### Brief
Restate each line word for word. Leave out every picture.

[Extracted data entries]

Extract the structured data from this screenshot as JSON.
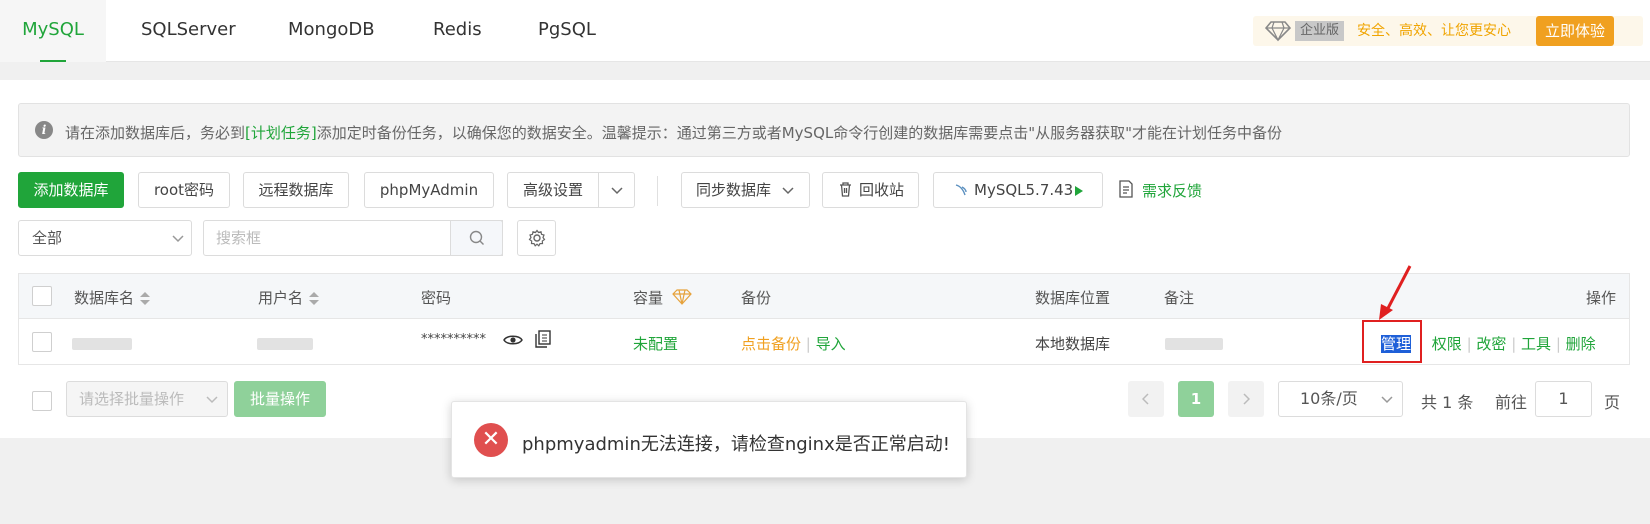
{
  "tabs": [
    "MySQL",
    "SQLServer",
    "MongoDB",
    "Redis",
    "PgSQL"
  ],
  "promo": {
    "badge": "企业版",
    "text": "安全、高效、让您更安心",
    "button": "立即体验"
  },
  "notice": {
    "prefix": "请在添加数据库后，务必到",
    "link": "[计划任务]",
    "suffix": "添加定时备份任务，以确保您的数据安全。温馨提示：通过第三方或者MySQL命令行创建的数据库需要点击\"从服务器获取\"才能在计划任务中备份"
  },
  "toolbar": {
    "add_db": "添加数据库",
    "root_pwd": "root密码",
    "remote_db": "远程数据库",
    "phpmyadmin": "phpMyAdmin",
    "advanced": "高级设置",
    "sync_db": "同步数据库",
    "recycle": "回收站",
    "version": "MySQL5.7.43",
    "feedback": "需求反馈"
  },
  "filter": {
    "category": "全部",
    "search_placeholder": "搜索框"
  },
  "table": {
    "headers": {
      "name": "数据库名",
      "user": "用户名",
      "password": "密码",
      "capacity": "容量",
      "backup": "备份",
      "location": "数据库位置",
      "remark": "备注",
      "ops": "操作"
    },
    "row": {
      "password": "**********",
      "capacity": "未配置",
      "backup_click": "点击备份",
      "backup_import": "导入",
      "location": "本地数据库",
      "ops": [
        "管理",
        "权限",
        "改密",
        "工具",
        "删除"
      ]
    }
  },
  "batch": {
    "placeholder": "请选择批量操作",
    "button": "批量操作"
  },
  "pagination": {
    "current": "1",
    "page_size": "10条/页",
    "total": "共 1 条",
    "goto_label": "前往",
    "goto_value": "1",
    "page_unit": "页"
  },
  "toast": {
    "message": "phpmyadmin无法连接，请检查nginx是否正常启动!"
  },
  "colors": {
    "accent": "#20a53a",
    "warning": "#f0a020",
    "error": "#e04f4f",
    "annotation": "#e02020"
  }
}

### Output of the exercise
Extract the structured data from this screenshot as JSON.
{
  "tabs": [
    "MySQL",
    "SQLServer",
    "MongoDB",
    "Redis",
    "PgSQL"
  ],
  "promo": {
    "badge": "企业版",
    "text": "安全、高效、让您更安心",
    "button": "立即体验"
  },
  "notice": {
    "prefix": "请在添加数据库后，务必到",
    "link": "[计划任务]",
    "suffix": "添加定时备份任务，以确保您的数据安全。温馨提示：通过第三方或者MySQL命令行创建的数据库需要点击\"从服务器获取\"才能在计划任务中备份"
  },
  "toolbar": {
    "add_db": "添加数据库",
    "root_pwd": "root密码",
    "remote_db": "远程数据库",
    "phpmyadmin": "phpMyAdmin",
    "advanced": "高级设置",
    "sync_db": "同步数据库",
    "recycle": "回收站",
    "version": "MySQL5.7.43",
    "feedback": "需求反馈"
  },
  "filter": {
    "category": "全部",
    "search_placeholder": "搜索框"
  },
  "table": {
    "headers": {
      "name": "数据库名",
      "user": "用户名",
      "password": "密码",
      "capacity": "容量",
      "backup": "备份",
      "location": "数据库位置",
      "remark": "备注",
      "ops": "操作"
    },
    "row": {
      "password": "**********",
      "capacity": "未配置",
      "backup_click": "点击备份",
      "backup_import": "导入",
      "location": "本地数据库",
      "ops": [
        "管理",
        "权限",
        "改密",
        "工具",
        "删除"
      ]
    }
  },
  "batch": {
    "placeholder": "请选择批量操作",
    "button": "批量操作"
  },
  "pagination": {
    "current": "1",
    "page_size": "10条/页",
    "total": "共 1 条",
    "goto_label": "前往",
    "goto_value": "1",
    "page_unit": "页"
  },
  "toast": {
    "message": "phpmyadmin无法连接，请检查nginx是否正常启动!"
  },
  "colors": {
    "accent": "#20a53a",
    "warning": "#f0a020",
    "error": "#e04f4f",
    "annotation": "#e02020"
  }
}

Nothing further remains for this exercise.